Problem details
Count how many lines below contain the word "test", then give that number alone.

Stored data:
****

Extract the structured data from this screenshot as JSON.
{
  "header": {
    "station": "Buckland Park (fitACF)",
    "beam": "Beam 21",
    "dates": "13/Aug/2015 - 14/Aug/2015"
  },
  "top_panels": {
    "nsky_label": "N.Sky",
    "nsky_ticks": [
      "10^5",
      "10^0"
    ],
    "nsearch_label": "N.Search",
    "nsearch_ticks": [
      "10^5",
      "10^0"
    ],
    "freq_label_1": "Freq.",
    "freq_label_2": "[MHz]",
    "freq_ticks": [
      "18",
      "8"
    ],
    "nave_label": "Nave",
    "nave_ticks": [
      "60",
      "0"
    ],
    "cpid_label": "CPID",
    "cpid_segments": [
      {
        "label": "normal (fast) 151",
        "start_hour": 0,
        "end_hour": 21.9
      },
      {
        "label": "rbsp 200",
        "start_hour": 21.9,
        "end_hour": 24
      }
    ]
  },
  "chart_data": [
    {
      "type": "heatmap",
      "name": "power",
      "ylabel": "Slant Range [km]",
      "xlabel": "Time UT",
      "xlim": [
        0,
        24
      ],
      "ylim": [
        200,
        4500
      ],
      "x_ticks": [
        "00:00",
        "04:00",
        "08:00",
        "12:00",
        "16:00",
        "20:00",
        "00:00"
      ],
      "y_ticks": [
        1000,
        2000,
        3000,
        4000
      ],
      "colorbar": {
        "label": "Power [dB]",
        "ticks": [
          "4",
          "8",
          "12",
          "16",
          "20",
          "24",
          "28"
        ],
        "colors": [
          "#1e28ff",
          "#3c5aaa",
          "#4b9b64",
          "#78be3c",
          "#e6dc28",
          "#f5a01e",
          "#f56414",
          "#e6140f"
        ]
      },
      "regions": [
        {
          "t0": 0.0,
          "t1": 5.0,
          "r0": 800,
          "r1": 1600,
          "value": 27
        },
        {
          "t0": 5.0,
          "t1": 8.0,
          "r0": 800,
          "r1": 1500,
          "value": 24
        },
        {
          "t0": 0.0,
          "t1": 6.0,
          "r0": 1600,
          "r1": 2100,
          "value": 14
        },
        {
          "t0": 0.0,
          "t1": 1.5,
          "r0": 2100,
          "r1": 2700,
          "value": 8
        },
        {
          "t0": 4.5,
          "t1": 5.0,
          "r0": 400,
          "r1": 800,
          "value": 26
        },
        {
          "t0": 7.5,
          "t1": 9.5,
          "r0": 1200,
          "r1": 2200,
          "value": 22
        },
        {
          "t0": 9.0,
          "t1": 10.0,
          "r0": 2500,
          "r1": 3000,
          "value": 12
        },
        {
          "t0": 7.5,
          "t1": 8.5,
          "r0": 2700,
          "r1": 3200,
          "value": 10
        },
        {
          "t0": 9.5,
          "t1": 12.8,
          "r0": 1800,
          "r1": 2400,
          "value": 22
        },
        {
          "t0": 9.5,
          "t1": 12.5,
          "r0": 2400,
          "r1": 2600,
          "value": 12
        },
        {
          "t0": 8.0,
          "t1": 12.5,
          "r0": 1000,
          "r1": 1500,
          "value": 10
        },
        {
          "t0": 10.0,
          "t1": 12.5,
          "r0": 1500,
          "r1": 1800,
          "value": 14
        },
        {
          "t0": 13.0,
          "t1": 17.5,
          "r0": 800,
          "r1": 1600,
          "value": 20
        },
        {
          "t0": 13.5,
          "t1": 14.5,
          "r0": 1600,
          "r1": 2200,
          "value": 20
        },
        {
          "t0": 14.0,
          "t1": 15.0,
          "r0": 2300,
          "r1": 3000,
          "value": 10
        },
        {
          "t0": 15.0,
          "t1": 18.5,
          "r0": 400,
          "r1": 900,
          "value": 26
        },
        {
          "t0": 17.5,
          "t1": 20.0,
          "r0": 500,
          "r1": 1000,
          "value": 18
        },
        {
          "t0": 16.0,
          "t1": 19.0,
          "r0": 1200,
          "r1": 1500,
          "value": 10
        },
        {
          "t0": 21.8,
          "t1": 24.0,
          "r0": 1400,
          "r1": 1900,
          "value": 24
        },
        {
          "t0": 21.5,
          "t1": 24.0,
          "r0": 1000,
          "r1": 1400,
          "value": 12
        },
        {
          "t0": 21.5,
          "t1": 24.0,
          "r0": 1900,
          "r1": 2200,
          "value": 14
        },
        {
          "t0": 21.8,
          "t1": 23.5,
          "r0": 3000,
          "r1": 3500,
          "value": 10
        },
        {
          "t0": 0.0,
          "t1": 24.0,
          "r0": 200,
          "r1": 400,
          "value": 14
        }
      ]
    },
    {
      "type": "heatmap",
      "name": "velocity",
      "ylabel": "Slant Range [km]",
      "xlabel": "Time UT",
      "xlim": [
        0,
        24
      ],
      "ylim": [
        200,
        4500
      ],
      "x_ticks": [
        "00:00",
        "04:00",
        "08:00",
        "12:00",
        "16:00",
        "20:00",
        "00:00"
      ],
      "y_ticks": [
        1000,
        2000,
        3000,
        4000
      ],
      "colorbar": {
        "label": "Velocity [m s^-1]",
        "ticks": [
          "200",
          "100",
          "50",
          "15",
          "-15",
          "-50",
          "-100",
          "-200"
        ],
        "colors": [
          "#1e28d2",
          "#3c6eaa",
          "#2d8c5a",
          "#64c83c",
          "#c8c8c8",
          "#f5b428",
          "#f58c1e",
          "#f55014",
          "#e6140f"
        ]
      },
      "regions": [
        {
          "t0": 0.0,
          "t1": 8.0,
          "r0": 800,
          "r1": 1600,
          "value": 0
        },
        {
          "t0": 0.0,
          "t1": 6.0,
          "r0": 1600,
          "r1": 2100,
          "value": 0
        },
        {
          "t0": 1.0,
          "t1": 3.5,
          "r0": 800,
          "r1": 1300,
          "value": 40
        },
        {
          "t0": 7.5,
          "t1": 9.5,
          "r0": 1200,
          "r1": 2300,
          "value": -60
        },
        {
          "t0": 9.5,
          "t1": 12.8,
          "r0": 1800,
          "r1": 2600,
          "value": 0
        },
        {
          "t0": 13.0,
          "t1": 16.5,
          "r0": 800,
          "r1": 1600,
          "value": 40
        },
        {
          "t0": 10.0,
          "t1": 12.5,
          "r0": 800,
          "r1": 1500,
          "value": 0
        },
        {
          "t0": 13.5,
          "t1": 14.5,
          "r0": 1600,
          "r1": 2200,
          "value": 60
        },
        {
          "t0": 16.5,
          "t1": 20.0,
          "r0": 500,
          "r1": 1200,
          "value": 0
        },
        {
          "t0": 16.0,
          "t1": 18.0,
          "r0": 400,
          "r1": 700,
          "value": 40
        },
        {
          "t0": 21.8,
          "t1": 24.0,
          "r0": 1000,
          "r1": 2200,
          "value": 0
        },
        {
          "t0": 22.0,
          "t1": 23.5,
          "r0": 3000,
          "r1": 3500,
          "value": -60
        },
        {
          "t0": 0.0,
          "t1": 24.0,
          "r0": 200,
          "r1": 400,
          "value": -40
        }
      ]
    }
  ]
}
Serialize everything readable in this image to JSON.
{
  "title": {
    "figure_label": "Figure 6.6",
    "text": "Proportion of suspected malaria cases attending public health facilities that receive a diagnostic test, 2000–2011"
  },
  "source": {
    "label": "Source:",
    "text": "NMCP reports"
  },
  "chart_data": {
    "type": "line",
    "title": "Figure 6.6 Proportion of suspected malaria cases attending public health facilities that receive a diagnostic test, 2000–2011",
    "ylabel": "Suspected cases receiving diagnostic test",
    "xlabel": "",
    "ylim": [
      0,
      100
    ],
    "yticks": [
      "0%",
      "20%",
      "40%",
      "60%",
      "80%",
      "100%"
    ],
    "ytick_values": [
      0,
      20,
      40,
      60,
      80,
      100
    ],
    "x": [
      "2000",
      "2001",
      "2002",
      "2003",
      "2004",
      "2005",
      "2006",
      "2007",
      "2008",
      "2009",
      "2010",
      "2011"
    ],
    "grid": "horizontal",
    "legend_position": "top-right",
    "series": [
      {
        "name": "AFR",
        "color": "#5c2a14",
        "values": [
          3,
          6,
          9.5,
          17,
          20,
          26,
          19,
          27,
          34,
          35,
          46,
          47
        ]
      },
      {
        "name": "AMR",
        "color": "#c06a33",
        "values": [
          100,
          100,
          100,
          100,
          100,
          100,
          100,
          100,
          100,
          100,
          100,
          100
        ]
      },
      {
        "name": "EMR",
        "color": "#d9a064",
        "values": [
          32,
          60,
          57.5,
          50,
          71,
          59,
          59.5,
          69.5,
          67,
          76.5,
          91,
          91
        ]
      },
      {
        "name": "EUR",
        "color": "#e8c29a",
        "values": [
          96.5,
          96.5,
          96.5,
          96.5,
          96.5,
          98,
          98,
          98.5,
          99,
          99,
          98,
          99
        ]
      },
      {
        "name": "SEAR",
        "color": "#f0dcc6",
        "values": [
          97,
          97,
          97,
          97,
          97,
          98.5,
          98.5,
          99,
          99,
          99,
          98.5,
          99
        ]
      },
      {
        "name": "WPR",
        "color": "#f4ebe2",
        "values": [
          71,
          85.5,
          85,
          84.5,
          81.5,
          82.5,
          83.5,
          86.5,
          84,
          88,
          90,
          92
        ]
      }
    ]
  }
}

****

Exercise result
3